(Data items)
▬▬▬▬▬▬
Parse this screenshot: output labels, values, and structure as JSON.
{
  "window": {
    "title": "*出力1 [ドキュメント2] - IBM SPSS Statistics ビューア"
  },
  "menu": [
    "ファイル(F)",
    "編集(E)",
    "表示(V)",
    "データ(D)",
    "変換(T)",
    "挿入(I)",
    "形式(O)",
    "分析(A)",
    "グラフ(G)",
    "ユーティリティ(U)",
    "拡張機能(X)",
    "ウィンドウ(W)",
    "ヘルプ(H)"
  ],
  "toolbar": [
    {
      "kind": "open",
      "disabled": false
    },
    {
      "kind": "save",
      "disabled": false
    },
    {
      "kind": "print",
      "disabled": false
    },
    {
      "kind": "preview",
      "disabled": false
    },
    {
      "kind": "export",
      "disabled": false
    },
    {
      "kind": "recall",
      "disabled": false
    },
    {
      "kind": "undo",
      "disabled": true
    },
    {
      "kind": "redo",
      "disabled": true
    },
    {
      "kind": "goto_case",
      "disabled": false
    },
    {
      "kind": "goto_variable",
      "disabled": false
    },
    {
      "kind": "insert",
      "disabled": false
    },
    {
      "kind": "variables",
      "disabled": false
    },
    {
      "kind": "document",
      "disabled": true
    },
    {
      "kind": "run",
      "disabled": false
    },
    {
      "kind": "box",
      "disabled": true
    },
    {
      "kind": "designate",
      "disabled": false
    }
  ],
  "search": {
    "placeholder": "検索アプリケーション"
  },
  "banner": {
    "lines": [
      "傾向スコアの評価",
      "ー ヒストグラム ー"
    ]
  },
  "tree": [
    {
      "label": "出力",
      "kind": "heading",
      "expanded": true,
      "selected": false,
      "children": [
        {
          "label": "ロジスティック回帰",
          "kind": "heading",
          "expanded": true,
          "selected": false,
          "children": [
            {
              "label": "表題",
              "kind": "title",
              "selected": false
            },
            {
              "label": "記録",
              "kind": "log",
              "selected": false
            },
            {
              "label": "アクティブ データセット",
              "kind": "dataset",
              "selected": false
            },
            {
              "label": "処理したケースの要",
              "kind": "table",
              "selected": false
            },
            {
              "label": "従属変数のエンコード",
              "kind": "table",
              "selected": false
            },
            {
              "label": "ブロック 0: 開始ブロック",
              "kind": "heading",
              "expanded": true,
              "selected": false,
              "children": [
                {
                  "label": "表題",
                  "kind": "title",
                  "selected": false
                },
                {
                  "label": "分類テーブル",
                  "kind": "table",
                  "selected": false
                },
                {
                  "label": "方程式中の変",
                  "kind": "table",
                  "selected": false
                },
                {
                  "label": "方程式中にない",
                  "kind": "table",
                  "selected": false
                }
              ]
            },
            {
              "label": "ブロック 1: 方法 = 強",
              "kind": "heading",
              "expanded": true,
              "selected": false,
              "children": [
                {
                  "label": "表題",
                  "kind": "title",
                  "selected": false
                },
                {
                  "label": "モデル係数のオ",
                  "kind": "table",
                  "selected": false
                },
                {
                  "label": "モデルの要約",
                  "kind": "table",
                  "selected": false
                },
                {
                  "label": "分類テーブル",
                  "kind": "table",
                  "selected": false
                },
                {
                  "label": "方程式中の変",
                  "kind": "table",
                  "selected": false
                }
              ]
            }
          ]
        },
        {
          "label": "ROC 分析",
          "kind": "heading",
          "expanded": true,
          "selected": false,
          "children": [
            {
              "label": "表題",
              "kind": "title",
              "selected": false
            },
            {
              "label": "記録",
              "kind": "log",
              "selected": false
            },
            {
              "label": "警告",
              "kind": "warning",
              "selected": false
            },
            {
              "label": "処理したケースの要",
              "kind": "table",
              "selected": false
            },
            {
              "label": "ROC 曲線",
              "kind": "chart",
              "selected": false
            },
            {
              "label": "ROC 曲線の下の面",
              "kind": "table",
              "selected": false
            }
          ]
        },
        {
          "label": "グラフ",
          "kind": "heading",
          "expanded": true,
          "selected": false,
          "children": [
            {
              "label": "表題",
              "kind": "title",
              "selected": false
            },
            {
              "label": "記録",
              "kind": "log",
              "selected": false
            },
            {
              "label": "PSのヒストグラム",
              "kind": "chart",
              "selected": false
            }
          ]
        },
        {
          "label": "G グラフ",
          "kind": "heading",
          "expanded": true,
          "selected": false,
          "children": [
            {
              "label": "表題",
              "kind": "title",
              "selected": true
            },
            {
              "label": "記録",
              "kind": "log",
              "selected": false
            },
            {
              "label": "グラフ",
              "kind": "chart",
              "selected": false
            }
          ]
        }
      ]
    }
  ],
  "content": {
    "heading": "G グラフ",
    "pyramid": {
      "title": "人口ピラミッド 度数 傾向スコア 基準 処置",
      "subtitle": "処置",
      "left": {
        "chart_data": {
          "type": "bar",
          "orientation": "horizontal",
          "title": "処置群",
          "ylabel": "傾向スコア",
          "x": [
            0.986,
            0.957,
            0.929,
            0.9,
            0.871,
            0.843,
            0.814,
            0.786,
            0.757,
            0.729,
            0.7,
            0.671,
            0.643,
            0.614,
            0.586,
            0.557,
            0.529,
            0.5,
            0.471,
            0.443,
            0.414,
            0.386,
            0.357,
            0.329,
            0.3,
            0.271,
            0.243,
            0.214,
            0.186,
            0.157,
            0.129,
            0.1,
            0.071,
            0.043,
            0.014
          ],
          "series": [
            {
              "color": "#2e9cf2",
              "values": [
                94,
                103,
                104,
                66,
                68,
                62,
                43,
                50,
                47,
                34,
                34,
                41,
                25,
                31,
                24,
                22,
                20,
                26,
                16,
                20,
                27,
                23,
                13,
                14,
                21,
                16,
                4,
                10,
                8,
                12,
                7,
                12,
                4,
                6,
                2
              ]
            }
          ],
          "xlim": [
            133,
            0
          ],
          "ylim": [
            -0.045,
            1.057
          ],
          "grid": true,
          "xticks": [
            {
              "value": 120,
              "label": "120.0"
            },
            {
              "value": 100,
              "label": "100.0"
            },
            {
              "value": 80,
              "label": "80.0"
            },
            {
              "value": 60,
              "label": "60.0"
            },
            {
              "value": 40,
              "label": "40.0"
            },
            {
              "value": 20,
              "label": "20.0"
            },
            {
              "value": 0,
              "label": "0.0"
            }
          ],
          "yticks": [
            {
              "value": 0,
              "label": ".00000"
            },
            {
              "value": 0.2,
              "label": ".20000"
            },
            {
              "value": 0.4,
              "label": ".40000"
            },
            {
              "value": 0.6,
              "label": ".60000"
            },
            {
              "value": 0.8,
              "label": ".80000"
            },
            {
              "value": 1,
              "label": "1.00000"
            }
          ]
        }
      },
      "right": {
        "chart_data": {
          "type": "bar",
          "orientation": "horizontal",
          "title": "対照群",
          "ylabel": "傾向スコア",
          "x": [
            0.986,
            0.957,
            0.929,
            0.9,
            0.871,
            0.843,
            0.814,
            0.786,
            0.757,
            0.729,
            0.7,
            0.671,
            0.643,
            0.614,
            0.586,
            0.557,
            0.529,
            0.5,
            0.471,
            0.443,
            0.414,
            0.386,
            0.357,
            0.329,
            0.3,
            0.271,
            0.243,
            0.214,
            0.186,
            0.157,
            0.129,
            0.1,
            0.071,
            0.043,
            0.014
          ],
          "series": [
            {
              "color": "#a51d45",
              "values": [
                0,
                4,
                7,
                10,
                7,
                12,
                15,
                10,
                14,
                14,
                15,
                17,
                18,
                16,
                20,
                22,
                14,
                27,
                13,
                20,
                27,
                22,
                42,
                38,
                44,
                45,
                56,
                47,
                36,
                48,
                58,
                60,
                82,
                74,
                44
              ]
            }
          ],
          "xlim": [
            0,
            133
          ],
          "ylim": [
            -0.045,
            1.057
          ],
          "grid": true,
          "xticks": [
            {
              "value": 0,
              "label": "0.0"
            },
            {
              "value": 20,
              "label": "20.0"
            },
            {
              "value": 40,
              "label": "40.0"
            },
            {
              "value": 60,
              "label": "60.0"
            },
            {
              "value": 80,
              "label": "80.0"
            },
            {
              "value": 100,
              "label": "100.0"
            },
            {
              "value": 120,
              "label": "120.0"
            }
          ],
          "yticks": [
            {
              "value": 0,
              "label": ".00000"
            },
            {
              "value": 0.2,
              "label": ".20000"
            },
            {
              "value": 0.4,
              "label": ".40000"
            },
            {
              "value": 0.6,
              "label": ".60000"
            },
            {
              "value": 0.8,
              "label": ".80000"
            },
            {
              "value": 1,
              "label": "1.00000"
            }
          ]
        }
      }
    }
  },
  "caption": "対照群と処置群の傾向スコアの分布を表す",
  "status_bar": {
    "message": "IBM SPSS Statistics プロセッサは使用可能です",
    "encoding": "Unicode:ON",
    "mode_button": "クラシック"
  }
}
▬▬▬▬▬▬
Show every line in the records above that contains the word "SPSS".

    "title": "*出力1 [ドキュメント2] - IBM SPSS Statistics ビューア"
    "message": "IBM SPSS Statistics プロセッサは使用可能です",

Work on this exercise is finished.